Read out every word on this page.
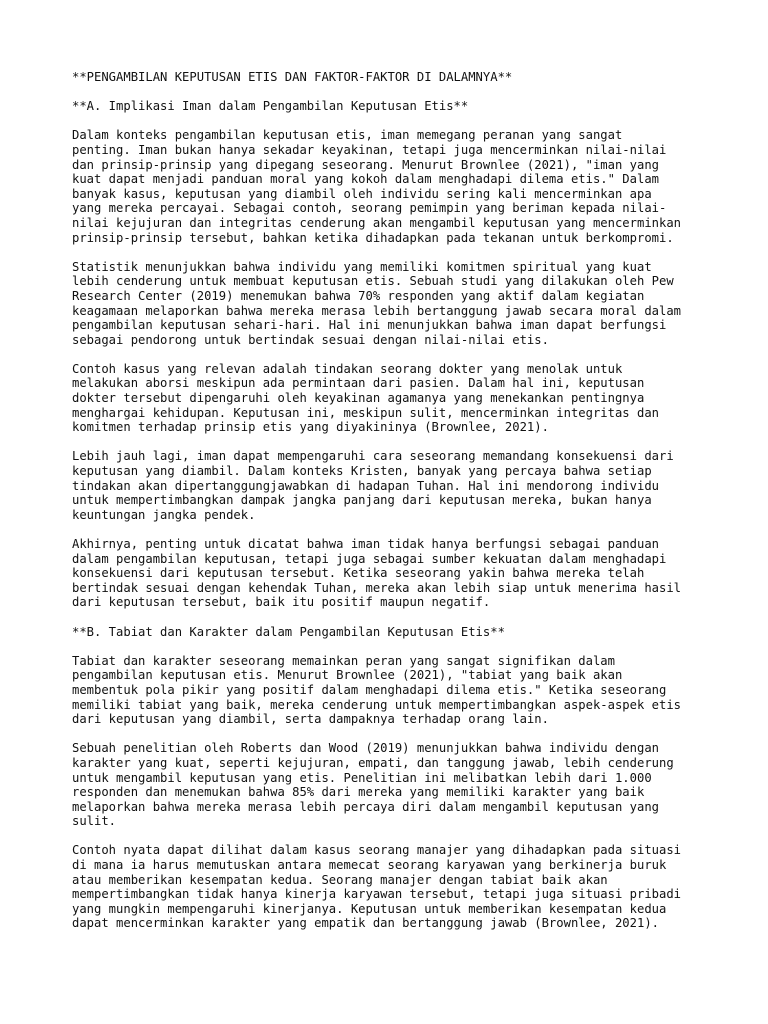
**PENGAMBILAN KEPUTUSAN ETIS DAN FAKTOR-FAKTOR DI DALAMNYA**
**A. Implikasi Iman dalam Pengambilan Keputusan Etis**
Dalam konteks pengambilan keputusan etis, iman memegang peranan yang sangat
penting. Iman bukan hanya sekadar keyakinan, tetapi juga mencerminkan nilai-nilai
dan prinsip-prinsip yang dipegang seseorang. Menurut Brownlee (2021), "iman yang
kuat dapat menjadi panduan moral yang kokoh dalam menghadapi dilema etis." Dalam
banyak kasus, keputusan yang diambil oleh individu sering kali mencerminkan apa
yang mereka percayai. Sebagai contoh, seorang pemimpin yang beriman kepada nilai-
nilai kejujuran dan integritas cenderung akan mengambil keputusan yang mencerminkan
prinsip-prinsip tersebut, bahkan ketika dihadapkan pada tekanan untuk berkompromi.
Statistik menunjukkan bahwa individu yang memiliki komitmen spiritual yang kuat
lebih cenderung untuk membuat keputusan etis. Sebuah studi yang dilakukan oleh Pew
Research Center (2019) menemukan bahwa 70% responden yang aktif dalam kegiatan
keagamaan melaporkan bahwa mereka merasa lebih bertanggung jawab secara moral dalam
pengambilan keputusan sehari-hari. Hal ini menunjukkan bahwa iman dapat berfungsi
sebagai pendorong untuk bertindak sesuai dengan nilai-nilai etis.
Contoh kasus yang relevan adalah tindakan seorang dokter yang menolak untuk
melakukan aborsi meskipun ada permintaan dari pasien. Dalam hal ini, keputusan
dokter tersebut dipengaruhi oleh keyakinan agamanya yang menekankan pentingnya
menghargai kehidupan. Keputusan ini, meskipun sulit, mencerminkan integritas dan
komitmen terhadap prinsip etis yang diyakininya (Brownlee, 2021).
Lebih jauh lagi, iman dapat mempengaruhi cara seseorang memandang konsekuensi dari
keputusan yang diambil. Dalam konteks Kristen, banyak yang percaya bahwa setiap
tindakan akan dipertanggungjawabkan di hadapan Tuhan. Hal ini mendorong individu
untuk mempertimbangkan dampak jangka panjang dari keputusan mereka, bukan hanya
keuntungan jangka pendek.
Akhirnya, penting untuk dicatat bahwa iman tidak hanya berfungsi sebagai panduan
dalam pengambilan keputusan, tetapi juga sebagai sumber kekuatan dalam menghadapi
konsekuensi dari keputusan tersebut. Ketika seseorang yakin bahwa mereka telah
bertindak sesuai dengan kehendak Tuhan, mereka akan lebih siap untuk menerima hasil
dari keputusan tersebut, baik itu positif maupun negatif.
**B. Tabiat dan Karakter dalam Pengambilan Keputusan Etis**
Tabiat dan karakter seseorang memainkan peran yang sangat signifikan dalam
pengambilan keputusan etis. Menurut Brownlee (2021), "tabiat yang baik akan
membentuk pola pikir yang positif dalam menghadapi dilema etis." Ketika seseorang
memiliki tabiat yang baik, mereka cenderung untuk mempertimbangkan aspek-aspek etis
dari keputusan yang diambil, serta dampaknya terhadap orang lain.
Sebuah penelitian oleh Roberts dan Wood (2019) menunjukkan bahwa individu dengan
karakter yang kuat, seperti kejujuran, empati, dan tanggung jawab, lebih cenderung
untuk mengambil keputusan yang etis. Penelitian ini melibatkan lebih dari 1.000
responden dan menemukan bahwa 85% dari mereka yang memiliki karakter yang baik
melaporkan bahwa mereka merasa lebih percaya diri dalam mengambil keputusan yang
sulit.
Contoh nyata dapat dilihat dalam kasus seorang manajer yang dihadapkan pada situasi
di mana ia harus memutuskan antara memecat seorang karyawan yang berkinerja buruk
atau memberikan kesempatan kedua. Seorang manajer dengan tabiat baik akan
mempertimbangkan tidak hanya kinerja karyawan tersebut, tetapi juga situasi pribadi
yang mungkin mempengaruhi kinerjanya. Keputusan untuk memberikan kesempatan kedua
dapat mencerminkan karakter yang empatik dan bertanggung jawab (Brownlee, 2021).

■ ■ ■ ■ ■

** Task details **
In the records, locate each line holding the string "mempengaruhi" and copy it.

** Task output **
Lebih jauh lagi, iman dapat mempengaruhi cara seseorang memandang konsekuensi dari
yang mungkin mempengaruhi kinerjanya. Keputusan untuk memberikan kesempatan kedua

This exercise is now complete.